• **PROBLEM**
Exactly as they appear, output all of the records. Skip any images.

• **PROVIDED ENTRIES**
######

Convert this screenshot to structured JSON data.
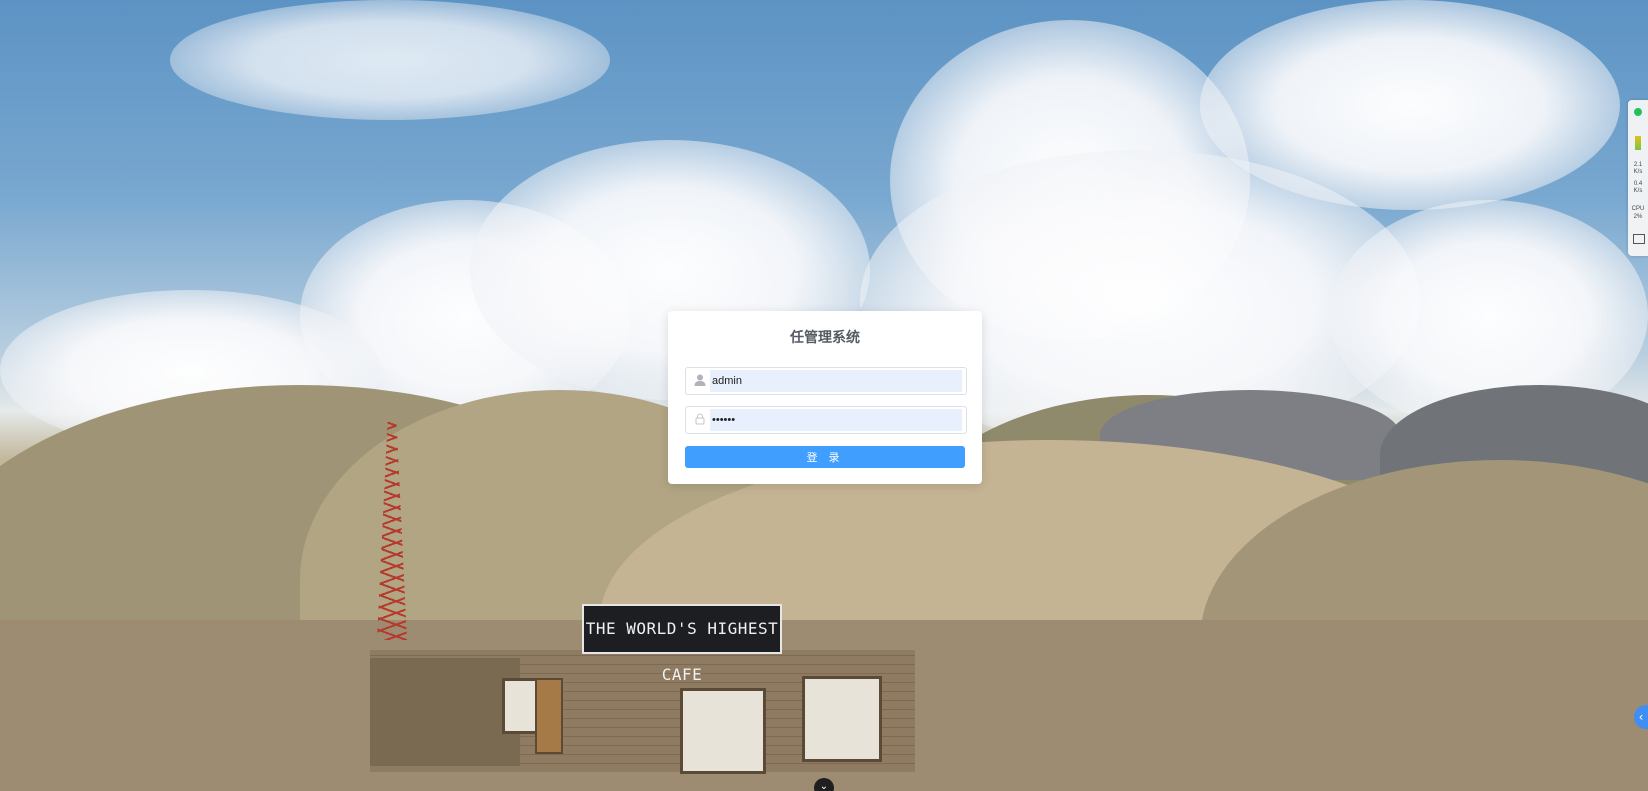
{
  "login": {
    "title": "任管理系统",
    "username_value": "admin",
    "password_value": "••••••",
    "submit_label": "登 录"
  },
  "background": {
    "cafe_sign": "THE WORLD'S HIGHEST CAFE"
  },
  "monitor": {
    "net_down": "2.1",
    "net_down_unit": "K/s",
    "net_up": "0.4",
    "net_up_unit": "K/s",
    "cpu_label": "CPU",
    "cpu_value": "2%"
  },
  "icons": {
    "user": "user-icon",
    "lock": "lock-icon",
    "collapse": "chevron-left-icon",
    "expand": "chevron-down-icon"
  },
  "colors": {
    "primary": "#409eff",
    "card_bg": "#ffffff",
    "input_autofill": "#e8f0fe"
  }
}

######

• **PROBLEM SOLUTION**
Convert this screenshot to structured JSON data.
{
  "login": {
    "title": "任管理系统",
    "username_value": "admin",
    "password_value": "••••••",
    "submit_label": "登 录"
  },
  "background": {
    "cafe_sign": "THE WORLD'S HIGHEST CAFE"
  },
  "monitor": {
    "net_down": "2.1",
    "net_down_unit": "K/s",
    "net_up": "0.4",
    "net_up_unit": "K/s",
    "cpu_label": "CPU",
    "cpu_value": "2%"
  },
  "icons": {
    "user": "user-icon",
    "lock": "lock-icon",
    "collapse": "chevron-left-icon",
    "expand": "chevron-down-icon"
  },
  "colors": {
    "primary": "#409eff",
    "card_bg": "#ffffff",
    "input_autofill": "#e8f0fe"
  }
}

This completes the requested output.